**Your goal**. For the material that follows, list every line containing the word "response".

**Provided records**.
-- Start --

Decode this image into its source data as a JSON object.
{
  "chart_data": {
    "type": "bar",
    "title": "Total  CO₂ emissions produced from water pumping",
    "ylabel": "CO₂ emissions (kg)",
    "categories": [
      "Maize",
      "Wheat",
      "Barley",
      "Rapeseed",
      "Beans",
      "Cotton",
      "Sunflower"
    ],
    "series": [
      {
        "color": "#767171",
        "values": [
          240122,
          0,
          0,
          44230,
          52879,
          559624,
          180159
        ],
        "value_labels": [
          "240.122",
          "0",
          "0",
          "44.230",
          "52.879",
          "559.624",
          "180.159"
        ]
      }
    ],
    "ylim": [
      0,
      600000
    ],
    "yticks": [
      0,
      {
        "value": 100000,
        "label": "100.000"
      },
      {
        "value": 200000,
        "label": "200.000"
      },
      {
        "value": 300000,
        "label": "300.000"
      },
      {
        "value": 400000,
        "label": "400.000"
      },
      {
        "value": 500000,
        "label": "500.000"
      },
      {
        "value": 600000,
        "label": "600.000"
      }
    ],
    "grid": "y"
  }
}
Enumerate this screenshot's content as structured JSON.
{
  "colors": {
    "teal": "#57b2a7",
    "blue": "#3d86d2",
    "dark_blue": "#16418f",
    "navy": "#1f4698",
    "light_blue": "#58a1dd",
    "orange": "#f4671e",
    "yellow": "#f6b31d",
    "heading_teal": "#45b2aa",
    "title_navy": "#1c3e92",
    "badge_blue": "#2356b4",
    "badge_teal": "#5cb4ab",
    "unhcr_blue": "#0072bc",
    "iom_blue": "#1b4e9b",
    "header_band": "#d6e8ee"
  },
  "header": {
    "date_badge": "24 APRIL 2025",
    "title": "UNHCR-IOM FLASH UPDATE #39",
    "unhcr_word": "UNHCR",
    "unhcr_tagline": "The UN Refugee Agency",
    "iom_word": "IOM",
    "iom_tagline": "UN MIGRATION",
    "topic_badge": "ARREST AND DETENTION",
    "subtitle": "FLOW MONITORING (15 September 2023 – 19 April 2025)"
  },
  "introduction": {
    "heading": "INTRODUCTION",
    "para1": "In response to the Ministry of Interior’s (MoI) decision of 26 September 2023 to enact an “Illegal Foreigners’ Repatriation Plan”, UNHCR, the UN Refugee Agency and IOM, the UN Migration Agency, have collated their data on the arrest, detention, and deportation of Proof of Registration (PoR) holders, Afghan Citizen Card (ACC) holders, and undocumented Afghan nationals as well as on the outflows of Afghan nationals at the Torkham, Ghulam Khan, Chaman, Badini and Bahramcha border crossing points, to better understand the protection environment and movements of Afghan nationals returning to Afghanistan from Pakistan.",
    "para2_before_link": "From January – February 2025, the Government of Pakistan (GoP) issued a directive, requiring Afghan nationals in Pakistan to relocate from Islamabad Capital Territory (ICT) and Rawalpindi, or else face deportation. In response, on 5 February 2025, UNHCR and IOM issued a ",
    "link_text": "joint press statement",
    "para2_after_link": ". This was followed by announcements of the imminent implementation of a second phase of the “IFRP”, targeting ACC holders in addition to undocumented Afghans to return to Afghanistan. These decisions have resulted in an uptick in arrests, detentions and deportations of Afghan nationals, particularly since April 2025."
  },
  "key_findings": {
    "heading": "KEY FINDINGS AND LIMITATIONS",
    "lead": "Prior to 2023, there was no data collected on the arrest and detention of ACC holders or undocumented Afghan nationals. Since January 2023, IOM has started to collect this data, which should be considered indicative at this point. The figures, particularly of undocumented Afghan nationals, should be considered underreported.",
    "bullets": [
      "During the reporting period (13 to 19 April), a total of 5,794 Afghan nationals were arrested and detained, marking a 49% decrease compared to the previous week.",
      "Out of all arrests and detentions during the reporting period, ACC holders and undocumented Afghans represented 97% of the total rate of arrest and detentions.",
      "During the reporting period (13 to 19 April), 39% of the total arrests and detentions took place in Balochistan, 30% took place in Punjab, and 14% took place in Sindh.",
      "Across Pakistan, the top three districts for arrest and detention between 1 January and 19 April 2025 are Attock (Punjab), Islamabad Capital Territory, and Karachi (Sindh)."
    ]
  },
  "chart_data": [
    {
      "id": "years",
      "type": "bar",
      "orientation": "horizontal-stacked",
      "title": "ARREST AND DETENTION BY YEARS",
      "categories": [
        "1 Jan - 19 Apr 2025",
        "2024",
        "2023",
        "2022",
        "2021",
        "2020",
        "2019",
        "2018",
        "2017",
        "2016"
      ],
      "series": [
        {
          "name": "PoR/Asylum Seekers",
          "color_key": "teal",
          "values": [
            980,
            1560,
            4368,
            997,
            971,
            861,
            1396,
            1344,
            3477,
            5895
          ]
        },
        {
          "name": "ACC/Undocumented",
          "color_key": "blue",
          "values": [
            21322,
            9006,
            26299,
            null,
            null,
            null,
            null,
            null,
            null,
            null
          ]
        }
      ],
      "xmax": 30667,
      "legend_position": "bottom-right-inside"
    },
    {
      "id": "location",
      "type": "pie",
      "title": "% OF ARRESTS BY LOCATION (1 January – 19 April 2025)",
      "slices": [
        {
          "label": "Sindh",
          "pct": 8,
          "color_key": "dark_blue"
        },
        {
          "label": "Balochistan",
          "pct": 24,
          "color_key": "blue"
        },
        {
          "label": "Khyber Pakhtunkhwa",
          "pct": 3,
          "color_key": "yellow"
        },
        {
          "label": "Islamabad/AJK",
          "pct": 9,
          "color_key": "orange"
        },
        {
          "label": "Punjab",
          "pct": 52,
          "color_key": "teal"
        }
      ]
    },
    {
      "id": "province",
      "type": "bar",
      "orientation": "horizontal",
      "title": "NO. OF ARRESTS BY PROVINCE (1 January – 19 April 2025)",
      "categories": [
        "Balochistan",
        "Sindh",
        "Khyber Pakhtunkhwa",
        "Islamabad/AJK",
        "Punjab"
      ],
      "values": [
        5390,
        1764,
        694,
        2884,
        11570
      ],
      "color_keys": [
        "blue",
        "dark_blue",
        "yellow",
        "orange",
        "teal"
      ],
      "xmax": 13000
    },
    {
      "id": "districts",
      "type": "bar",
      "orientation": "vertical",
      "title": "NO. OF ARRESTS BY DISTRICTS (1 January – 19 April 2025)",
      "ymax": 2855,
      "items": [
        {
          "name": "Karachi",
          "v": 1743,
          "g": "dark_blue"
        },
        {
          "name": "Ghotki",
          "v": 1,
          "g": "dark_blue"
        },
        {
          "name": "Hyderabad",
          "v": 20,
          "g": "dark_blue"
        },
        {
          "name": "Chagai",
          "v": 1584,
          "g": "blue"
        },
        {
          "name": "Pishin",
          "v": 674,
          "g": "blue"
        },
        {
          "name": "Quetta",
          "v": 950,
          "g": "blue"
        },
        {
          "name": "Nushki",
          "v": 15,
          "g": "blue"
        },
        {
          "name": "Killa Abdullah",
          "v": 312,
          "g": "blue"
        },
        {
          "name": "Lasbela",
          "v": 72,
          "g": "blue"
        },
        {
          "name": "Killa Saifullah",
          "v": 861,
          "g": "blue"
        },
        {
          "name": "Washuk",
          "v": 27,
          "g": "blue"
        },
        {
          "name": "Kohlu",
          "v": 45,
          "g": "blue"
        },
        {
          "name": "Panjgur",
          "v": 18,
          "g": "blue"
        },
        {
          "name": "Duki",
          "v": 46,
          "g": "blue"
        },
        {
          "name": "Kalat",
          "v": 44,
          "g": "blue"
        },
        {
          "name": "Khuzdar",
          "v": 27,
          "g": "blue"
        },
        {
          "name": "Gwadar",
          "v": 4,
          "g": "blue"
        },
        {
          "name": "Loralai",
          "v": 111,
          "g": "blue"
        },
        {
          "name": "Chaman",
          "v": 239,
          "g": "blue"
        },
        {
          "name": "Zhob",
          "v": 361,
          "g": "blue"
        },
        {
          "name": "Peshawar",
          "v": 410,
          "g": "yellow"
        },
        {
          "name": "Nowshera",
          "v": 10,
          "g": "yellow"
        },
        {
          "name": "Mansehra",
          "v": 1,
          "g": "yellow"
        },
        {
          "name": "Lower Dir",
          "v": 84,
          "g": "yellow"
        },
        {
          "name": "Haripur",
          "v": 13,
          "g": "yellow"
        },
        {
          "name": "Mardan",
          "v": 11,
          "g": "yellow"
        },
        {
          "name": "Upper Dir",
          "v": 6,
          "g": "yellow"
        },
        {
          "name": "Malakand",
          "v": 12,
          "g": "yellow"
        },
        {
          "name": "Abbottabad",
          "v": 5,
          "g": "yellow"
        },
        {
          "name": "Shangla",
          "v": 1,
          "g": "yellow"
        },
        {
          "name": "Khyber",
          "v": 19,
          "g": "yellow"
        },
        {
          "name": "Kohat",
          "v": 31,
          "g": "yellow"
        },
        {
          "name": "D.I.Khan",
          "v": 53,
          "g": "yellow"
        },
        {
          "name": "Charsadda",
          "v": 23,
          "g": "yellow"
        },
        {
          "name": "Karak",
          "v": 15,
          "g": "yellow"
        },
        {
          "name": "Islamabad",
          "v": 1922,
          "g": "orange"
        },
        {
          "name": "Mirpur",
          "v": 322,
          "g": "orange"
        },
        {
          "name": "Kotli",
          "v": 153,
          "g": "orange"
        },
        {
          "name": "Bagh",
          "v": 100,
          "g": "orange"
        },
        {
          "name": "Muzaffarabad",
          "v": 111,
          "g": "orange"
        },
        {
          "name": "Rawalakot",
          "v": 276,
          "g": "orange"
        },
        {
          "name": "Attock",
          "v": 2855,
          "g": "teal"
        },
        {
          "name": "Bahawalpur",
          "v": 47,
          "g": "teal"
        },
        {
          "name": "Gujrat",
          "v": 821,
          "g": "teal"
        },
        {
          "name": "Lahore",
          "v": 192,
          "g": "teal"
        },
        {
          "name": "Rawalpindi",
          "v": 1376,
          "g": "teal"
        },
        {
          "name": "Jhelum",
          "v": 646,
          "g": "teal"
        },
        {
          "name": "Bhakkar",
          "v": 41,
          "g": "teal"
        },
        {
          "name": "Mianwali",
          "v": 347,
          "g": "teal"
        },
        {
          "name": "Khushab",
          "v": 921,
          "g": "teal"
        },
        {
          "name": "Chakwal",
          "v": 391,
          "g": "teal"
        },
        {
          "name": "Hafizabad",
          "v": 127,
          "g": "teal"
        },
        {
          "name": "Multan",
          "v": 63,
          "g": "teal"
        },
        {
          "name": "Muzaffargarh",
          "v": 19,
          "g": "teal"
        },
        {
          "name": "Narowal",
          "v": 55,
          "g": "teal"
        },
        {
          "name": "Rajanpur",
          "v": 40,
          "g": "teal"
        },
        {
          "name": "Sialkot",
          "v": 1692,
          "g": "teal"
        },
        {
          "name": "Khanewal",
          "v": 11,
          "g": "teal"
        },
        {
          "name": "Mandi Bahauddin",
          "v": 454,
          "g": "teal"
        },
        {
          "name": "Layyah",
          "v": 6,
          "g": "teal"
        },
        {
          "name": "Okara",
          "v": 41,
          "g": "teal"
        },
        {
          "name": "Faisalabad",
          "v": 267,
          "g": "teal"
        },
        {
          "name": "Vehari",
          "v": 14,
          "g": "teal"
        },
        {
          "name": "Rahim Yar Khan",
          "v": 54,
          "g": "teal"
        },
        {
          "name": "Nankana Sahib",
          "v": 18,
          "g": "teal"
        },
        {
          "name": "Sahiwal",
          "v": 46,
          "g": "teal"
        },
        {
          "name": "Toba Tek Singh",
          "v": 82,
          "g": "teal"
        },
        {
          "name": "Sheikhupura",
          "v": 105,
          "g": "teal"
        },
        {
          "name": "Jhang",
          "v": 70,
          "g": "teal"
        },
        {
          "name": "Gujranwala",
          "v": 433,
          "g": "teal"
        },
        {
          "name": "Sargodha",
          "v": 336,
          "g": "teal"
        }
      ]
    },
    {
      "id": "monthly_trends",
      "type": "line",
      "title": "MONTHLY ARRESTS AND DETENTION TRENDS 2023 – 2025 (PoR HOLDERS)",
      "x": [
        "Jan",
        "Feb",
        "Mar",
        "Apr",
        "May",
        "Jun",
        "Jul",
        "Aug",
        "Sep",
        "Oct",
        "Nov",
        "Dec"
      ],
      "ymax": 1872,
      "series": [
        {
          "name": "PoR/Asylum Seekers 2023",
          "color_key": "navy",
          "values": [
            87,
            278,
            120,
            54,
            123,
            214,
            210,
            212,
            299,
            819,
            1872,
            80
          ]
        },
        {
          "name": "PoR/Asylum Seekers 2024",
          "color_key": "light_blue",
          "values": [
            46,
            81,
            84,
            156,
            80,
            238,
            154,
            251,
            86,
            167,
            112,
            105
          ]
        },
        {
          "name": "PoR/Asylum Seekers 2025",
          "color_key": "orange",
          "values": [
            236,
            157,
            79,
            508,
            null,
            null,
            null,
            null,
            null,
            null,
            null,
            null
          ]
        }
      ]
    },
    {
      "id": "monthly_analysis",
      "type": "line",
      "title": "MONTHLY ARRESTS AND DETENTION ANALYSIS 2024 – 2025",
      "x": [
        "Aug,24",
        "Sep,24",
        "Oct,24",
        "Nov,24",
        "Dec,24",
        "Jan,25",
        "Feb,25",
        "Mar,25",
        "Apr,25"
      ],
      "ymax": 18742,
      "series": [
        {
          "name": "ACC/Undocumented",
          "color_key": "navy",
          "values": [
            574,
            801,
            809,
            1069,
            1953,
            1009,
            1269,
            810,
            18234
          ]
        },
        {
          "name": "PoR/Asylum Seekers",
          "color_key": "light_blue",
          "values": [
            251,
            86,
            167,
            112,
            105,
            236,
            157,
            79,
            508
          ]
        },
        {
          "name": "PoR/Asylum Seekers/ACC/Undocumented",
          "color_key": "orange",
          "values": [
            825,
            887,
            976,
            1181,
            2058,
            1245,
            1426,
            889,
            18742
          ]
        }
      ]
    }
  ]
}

-- End --

**Full output**.
    "para1": "In response to the Ministry of Interior’s (MoI) decision of 26 September 2023 to enact an “Illegal Foreigners’ Repatriation Plan”, UNHCR, the UN Refugee Agency and IOM, the UN Migration Agency, have collated their data on the arrest, detention, and deportation of Proof of Registration (PoR) holders, Afghan Citizen Card (ACC) holders, and undocumented Afghan nationals as well as on the outflows of Afghan nationals at the Torkham, Ghulam Khan, Chaman, Badini and Bahramcha border crossing points, to better understand the protection environment and movements of Afghan nationals returning to Afghanistan from Pakistan.",
    "para2_before_link": "From January – February 2025, the Government of Pakistan (GoP) issued a directive, requiring Afghan nationals in Pakistan to relocate from Islamabad Capital Territory (ICT) and Rawalpindi, or else face deportation. In response, on 5 February 2025, UNHCR and IOM issued a ",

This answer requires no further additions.